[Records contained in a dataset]
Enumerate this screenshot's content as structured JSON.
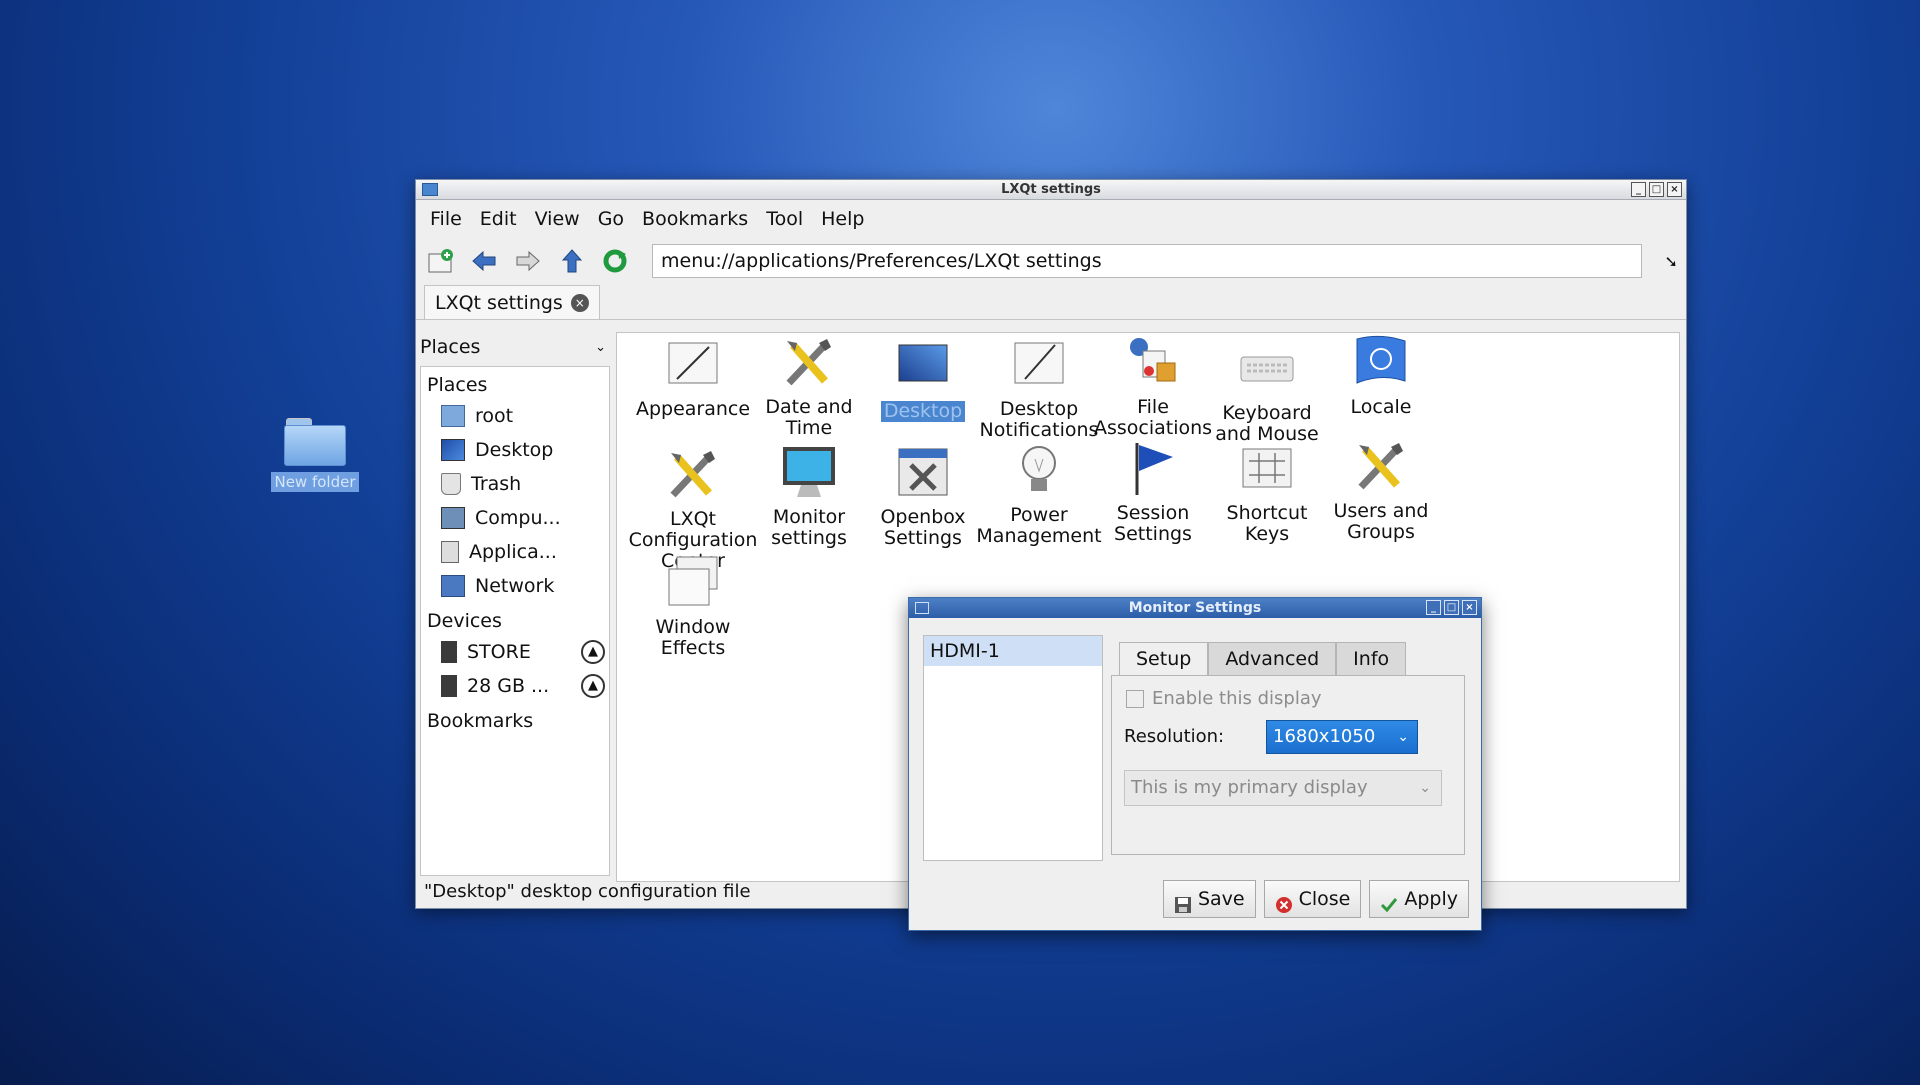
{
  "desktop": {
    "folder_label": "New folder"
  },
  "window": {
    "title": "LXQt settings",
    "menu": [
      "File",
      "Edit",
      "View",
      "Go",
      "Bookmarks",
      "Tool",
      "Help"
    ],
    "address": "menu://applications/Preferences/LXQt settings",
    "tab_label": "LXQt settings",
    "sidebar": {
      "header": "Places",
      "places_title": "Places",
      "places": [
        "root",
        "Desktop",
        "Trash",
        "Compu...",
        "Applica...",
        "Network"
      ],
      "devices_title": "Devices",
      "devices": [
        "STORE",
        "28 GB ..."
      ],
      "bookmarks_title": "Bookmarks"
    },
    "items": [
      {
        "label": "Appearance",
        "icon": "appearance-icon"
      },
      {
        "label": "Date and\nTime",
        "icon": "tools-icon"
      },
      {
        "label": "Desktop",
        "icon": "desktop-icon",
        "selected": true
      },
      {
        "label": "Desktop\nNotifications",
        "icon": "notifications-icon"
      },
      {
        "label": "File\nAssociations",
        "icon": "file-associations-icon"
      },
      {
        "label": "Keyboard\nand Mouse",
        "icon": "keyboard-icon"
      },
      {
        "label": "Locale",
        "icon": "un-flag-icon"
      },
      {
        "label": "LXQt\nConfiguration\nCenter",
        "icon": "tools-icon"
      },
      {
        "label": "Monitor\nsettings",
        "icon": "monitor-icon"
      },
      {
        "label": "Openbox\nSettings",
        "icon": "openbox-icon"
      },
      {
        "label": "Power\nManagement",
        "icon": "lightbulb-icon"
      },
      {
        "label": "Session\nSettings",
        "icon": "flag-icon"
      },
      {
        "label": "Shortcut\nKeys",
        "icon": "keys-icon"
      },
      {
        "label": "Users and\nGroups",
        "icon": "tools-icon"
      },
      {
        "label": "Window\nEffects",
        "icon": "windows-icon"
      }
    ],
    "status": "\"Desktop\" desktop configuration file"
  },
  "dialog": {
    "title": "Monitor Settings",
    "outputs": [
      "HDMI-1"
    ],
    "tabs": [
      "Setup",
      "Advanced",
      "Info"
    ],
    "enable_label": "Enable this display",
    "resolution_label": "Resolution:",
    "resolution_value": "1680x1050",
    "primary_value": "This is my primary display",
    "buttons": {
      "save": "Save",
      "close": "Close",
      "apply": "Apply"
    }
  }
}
* * *
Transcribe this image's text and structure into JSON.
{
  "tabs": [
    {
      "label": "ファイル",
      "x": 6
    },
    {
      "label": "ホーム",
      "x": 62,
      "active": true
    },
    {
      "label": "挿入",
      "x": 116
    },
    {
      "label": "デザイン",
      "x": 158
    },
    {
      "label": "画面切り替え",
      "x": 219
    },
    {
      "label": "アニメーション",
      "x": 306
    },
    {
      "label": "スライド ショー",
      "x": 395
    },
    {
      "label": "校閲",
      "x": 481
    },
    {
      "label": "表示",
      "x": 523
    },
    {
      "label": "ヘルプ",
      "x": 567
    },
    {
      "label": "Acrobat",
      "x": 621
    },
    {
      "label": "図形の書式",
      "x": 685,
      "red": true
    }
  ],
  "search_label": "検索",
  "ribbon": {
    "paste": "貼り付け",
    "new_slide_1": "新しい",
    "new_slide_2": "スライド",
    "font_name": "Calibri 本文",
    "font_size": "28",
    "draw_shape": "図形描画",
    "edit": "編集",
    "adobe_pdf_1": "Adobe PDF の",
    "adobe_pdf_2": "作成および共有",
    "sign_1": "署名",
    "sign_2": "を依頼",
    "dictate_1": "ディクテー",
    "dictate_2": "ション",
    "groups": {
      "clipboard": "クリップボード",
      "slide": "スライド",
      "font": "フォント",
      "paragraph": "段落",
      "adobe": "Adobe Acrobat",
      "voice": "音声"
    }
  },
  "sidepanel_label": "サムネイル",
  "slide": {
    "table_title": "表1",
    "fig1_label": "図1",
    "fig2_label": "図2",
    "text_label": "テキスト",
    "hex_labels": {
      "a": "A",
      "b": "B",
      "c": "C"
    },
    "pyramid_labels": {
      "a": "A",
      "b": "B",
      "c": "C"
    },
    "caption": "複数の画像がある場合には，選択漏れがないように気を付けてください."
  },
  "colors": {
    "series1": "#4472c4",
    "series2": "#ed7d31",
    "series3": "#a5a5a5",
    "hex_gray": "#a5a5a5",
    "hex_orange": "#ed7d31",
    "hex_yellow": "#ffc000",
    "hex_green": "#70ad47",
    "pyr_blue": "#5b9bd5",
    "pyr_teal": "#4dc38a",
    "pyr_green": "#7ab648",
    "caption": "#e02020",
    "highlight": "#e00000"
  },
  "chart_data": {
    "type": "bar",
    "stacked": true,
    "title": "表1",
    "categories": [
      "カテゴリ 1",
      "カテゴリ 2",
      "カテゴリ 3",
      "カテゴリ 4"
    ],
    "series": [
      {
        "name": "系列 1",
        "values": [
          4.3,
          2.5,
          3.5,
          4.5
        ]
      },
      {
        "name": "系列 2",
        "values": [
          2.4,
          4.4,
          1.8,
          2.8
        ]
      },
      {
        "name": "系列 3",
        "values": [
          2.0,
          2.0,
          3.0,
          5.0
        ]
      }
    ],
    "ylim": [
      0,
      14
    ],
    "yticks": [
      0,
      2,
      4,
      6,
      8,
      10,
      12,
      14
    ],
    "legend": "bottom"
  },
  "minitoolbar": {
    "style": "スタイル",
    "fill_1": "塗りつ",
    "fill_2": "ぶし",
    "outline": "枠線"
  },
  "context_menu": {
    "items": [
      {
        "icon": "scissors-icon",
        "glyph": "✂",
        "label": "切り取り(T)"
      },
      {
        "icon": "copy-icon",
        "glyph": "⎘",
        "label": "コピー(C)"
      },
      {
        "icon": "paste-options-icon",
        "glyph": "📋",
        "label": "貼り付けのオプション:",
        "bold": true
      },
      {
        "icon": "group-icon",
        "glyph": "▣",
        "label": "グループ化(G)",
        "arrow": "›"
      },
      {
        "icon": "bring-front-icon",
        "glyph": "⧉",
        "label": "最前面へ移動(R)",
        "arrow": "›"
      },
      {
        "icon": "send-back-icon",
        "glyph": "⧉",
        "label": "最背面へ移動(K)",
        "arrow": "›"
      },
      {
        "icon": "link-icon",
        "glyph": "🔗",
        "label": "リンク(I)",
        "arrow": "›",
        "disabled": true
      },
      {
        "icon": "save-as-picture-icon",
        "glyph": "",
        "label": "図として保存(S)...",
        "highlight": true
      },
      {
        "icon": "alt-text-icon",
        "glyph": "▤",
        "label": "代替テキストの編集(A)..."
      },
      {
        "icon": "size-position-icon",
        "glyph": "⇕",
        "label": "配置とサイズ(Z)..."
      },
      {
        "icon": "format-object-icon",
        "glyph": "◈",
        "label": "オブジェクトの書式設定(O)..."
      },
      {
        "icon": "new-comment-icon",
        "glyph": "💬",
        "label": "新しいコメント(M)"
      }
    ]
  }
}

What you should do
Every line holding "LXQt" should be copied out.

Exercise result
    "title": "LXQt settings",
    "address": "menu://applications/Preferences/LXQt settings",
    "tab_label": "LXQt settings",
        "label": "LXQt\nConfiguration\nCenter",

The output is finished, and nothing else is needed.